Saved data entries
=-=-=-=-=
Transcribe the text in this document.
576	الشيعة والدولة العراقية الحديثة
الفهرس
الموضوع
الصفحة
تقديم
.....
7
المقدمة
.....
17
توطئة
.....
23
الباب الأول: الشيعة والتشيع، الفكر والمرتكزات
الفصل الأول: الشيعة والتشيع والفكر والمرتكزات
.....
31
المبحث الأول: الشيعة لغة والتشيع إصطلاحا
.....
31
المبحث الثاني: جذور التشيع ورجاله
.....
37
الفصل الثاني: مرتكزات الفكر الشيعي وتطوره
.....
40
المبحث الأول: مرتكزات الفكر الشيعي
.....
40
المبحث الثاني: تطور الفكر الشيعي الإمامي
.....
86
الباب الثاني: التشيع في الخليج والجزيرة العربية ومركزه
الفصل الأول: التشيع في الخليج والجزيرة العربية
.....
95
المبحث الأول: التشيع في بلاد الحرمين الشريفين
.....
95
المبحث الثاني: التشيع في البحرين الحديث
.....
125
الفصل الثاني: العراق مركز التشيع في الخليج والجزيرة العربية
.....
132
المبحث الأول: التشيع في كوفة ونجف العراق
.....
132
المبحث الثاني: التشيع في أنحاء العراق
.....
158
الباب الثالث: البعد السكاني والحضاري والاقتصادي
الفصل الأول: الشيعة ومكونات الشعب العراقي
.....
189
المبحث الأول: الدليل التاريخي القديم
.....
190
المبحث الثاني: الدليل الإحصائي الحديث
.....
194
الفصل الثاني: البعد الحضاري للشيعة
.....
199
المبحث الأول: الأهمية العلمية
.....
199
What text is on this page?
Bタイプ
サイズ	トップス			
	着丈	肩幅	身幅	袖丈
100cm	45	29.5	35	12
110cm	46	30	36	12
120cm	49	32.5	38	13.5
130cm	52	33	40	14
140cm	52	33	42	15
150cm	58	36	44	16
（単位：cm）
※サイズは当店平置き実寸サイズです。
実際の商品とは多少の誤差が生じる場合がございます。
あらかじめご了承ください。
=-=-=-=-=
Problem to work on = Find every line above that contains the word "الباب", and return each one.

Response for this exercise =
الباب الأول: الشيعة والتشيع، الفكر والمرتكزات
الباب الثاني: التشيع في الخليج والجزيرة العربية ومركزه
الباب الثالث: البعد السكاني والحضاري والاقتصادي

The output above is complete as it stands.